Copy the entries below exactly. Images do not belong in the copy.

* * * * * * * * *

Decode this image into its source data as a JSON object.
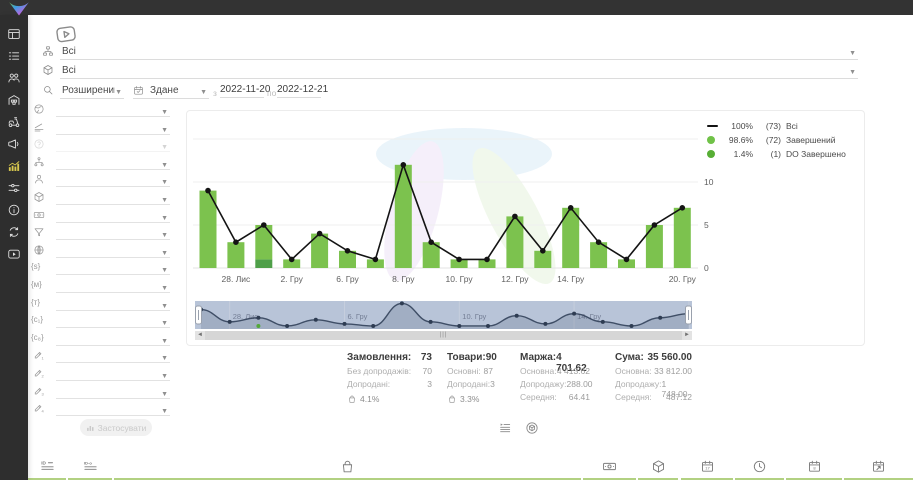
{
  "topbar": {
    "logo": "brand-logo"
  },
  "sidebar": {
    "items": [
      {
        "icon": "dashboard",
        "active": false
      },
      {
        "icon": "orders-list",
        "active": false
      },
      {
        "icon": "customers",
        "active": false
      },
      {
        "icon": "warehouse",
        "active": false
      },
      {
        "icon": "delivery-scooter",
        "active": false
      },
      {
        "icon": "megaphone",
        "active": false
      },
      {
        "icon": "analytics",
        "active": true
      },
      {
        "icon": "settings-sliders",
        "active": false
      },
      {
        "icon": "info",
        "active": false
      },
      {
        "icon": "sync",
        "active": false
      },
      {
        "icon": "video-tutorials",
        "active": false
      }
    ]
  },
  "toolbar": {
    "status_filter": {
      "icon": "sitemap",
      "value": "Всі"
    },
    "product_filter": {
      "icon": "cube3d",
      "value": "Всі"
    },
    "search_mode": {
      "icon": "magnifier",
      "value": "Розширений"
    },
    "date_type": {
      "icon": "calendar-check",
      "value": "Здане"
    },
    "date_from_label": "з",
    "date_from": "2022-11-20",
    "date_to_label": "по",
    "date_to": "2022-12-21"
  },
  "filter_panel": {
    "rows": [
      {
        "icon": "globe-earth"
      },
      {
        "icon": "ramp"
      },
      {
        "icon": "help",
        "disabled": true
      },
      {
        "icon": "hierarchy"
      },
      {
        "icon": "person"
      },
      {
        "icon": "cube3d"
      },
      {
        "icon": "banknote"
      },
      {
        "icon": "funnel"
      },
      {
        "icon": "globe-grid"
      },
      {
        "glyph": "{s}",
        "icon": "utm-source"
      },
      {
        "glyph": "{м}",
        "icon": "utm-medium"
      },
      {
        "glyph": "{т}",
        "icon": "utm-term"
      },
      {
        "glyph": "{с₁}",
        "icon": "utm-content"
      },
      {
        "glyph": "{с₈}",
        "icon": "utm-campaign"
      },
      {
        "icon": "pencil",
        "sub": "1"
      },
      {
        "icon": "pencil",
        "sub": "2"
      },
      {
        "icon": "pencil",
        "sub": "3"
      },
      {
        "icon": "pencil",
        "sub": "4"
      }
    ],
    "apply_label": "Застосувати"
  },
  "chart_data": {
    "type": "bar",
    "stacked": true,
    "x_labels": [
      "",
      "28. Лис",
      "",
      "2. Гру",
      "",
      "6. Гру",
      "",
      "8. Гру",
      "",
      "10. Гру",
      "",
      "12. Гру",
      "",
      "14. Гру",
      "",
      "",
      "",
      "20. Гру"
    ],
    "series": [
      {
        "name": "Всі",
        "type": "line",
        "color": "#141414",
        "values": [
          9,
          3,
          5,
          1,
          4,
          2,
          1,
          12,
          3,
          1,
          1,
          6,
          2,
          7,
          3,
          1,
          5,
          7
        ]
      },
      {
        "name": "Завершений",
        "type": "bar",
        "color": "#7cc24e",
        "values": [
          9,
          3,
          4,
          1,
          4,
          2,
          1,
          12,
          3,
          1,
          1,
          6,
          2,
          7,
          3,
          1,
          5,
          7
        ]
      },
      {
        "name": "DO Завершено",
        "type": "bar",
        "color": "#4f9f49",
        "values": [
          0,
          0,
          1,
          0,
          0,
          0,
          0,
          0,
          0,
          0,
          0,
          0,
          0,
          0,
          0,
          0,
          0,
          0
        ]
      }
    ],
    "ylim": [
      0,
      15
    ],
    "y_ticks": [
      0,
      5,
      10
    ],
    "grid": true,
    "legend_position": "top-right",
    "legend": [
      {
        "swatch": "line",
        "color": "#141414",
        "pct": "100%",
        "count": "(73)",
        "label": "Всі"
      },
      {
        "swatch": "dot",
        "color": "#70c248",
        "pct": "98.6%",
        "count": "(72)",
        "label": "Завершений"
      },
      {
        "swatch": "dot",
        "color": "#57ae35",
        "pct": "1.4%",
        "count": "(1)",
        "label": "DO Завершено"
      }
    ],
    "navigator": {
      "labels": [
        "28. Лис",
        "6. Гру",
        "10. Гру",
        "14. Гру",
        "20. Гру"
      ],
      "label_positions": [
        1,
        5,
        9,
        13,
        17
      ]
    }
  },
  "stats": {
    "columns": [
      {
        "title": "Замовлення:",
        "value": "73",
        "rows": [
          {
            "label": "Без допродажів:",
            "value": "70"
          },
          {
            "label": "Допродані:",
            "value": "3"
          }
        ],
        "percent": "4.1%"
      },
      {
        "title": "Товари:",
        "value": "90",
        "rows": [
          {
            "label": "Основні:",
            "value": "87"
          },
          {
            "label": "Допродані:",
            "value": "3"
          }
        ],
        "percent": "3.3%"
      },
      {
        "title": "Маржа:",
        "value": "4 701.62",
        "rows": [
          {
            "label": "Основна:",
            "value": "4 413.62"
          },
          {
            "label": "Допродажу:",
            "value": "288.00"
          },
          {
            "label": "Середня:",
            "value": "64.41"
          }
        ]
      },
      {
        "title": "Сума:",
        "value": "35 560.00",
        "rows": [
          {
            "label": "Основна:",
            "value": "33 812.00"
          },
          {
            "label": "Допродажу:",
            "value": "1 748.00"
          },
          {
            "label": "Середня:",
            "value": "487.12"
          }
        ]
      }
    ]
  },
  "view_toggles": [
    {
      "icon": "list-details"
    },
    {
      "icon": "cube-circle"
    }
  ],
  "bottom_table": {
    "column_icons": [
      "id-lines",
      "id-o-lines",
      "bag",
      "banknote",
      "cube3d",
      "calendar-17",
      "clock",
      "calendar-8",
      "calendar-arrow"
    ]
  }
}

* * * * * * * * *

# Task solution:
Decode this image into its source data as a JSON object.
{
  "topbar": {
    "logo": "brand-logo"
  },
  "sidebar": {
    "items": [
      {
        "icon": "dashboard",
        "active": false
      },
      {
        "icon": "orders-list",
        "active": false
      },
      {
        "icon": "customers",
        "active": false
      },
      {
        "icon": "warehouse",
        "active": false
      },
      {
        "icon": "delivery-scooter",
        "active": false
      },
      {
        "icon": "megaphone",
        "active": false
      },
      {
        "icon": "analytics",
        "active": true
      },
      {
        "icon": "settings-sliders",
        "active": false
      },
      {
        "icon": "info",
        "active": false
      },
      {
        "icon": "sync",
        "active": false
      },
      {
        "icon": "video-tutorials",
        "active": false
      }
    ]
  },
  "toolbar": {
    "status_filter": {
      "icon": "sitemap",
      "value": "Всі"
    },
    "product_filter": {
      "icon": "cube3d",
      "value": "Всі"
    },
    "search_mode": {
      "icon": "magnifier",
      "value": "Розширений"
    },
    "date_type": {
      "icon": "calendar-check",
      "value": "Здане"
    },
    "date_from_label": "з",
    "date_from": "2022-11-20",
    "date_to_label": "по",
    "date_to": "2022-12-21"
  },
  "filter_panel": {
    "rows": [
      {
        "icon": "globe-earth"
      },
      {
        "icon": "ramp"
      },
      {
        "icon": "help",
        "disabled": true
      },
      {
        "icon": "hierarchy"
      },
      {
        "icon": "person"
      },
      {
        "icon": "cube3d"
      },
      {
        "icon": "banknote"
      },
      {
        "icon": "funnel"
      },
      {
        "icon": "globe-grid"
      },
      {
        "glyph": "{s}",
        "icon": "utm-source"
      },
      {
        "glyph": "{м}",
        "icon": "utm-medium"
      },
      {
        "glyph": "{т}",
        "icon": "utm-term"
      },
      {
        "glyph": "{с₁}",
        "icon": "utm-content"
      },
      {
        "glyph": "{с₈}",
        "icon": "utm-campaign"
      },
      {
        "icon": "pencil",
        "sub": "1"
      },
      {
        "icon": "pencil",
        "sub": "2"
      },
      {
        "icon": "pencil",
        "sub": "3"
      },
      {
        "icon": "pencil",
        "sub": "4"
      }
    ],
    "apply_label": "Застосувати"
  },
  "chart_data": {
    "type": "bar",
    "stacked": true,
    "x_labels": [
      "",
      "28. Лис",
      "",
      "2. Гру",
      "",
      "6. Гру",
      "",
      "8. Гру",
      "",
      "10. Гру",
      "",
      "12. Гру",
      "",
      "14. Гру",
      "",
      "",
      "",
      "20. Гру"
    ],
    "series": [
      {
        "name": "Всі",
        "type": "line",
        "color": "#141414",
        "values": [
          9,
          3,
          5,
          1,
          4,
          2,
          1,
          12,
          3,
          1,
          1,
          6,
          2,
          7,
          3,
          1,
          5,
          7
        ]
      },
      {
        "name": "Завершений",
        "type": "bar",
        "color": "#7cc24e",
        "values": [
          9,
          3,
          4,
          1,
          4,
          2,
          1,
          12,
          3,
          1,
          1,
          6,
          2,
          7,
          3,
          1,
          5,
          7
        ]
      },
      {
        "name": "DO Завершено",
        "type": "bar",
        "color": "#4f9f49",
        "values": [
          0,
          0,
          1,
          0,
          0,
          0,
          0,
          0,
          0,
          0,
          0,
          0,
          0,
          0,
          0,
          0,
          0,
          0
        ]
      }
    ],
    "ylim": [
      0,
      15
    ],
    "y_ticks": [
      0,
      5,
      10
    ],
    "grid": true,
    "legend_position": "top-right",
    "legend": [
      {
        "swatch": "line",
        "color": "#141414",
        "pct": "100%",
        "count": "(73)",
        "label": "Всі"
      },
      {
        "swatch": "dot",
        "color": "#70c248",
        "pct": "98.6%",
        "count": "(72)",
        "label": "Завершений"
      },
      {
        "swatch": "dot",
        "color": "#57ae35",
        "pct": "1.4%",
        "count": "(1)",
        "label": "DO Завершено"
      }
    ],
    "navigator": {
      "labels": [
        "28. Лис",
        "6. Гру",
        "10. Гру",
        "14. Гру",
        "20. Гру"
      ],
      "label_positions": [
        1,
        5,
        9,
        13,
        17
      ]
    }
  },
  "stats": {
    "columns": [
      {
        "title": "Замовлення:",
        "value": "73",
        "rows": [
          {
            "label": "Без допродажів:",
            "value": "70"
          },
          {
            "label": "Допродані:",
            "value": "3"
          }
        ],
        "percent": "4.1%"
      },
      {
        "title": "Товари:",
        "value": "90",
        "rows": [
          {
            "label": "Основні:",
            "value": "87"
          },
          {
            "label": "Допродані:",
            "value": "3"
          }
        ],
        "percent": "3.3%"
      },
      {
        "title": "Маржа:",
        "value": "4 701.62",
        "rows": [
          {
            "label": "Основна:",
            "value": "4 413.62"
          },
          {
            "label": "Допродажу:",
            "value": "288.00"
          },
          {
            "label": "Середня:",
            "value": "64.41"
          }
        ]
      },
      {
        "title": "Сума:",
        "value": "35 560.00",
        "rows": [
          {
            "label": "Основна:",
            "value": "33 812.00"
          },
          {
            "label": "Допродажу:",
            "value": "1 748.00"
          },
          {
            "label": "Середня:",
            "value": "487.12"
          }
        ]
      }
    ]
  },
  "view_toggles": [
    {
      "icon": "list-details"
    },
    {
      "icon": "cube-circle"
    }
  ],
  "bottom_table": {
    "column_icons": [
      "id-lines",
      "id-o-lines",
      "bag",
      "banknote",
      "cube3d",
      "calendar-17",
      "clock",
      "calendar-8",
      "calendar-arrow"
    ]
  }
}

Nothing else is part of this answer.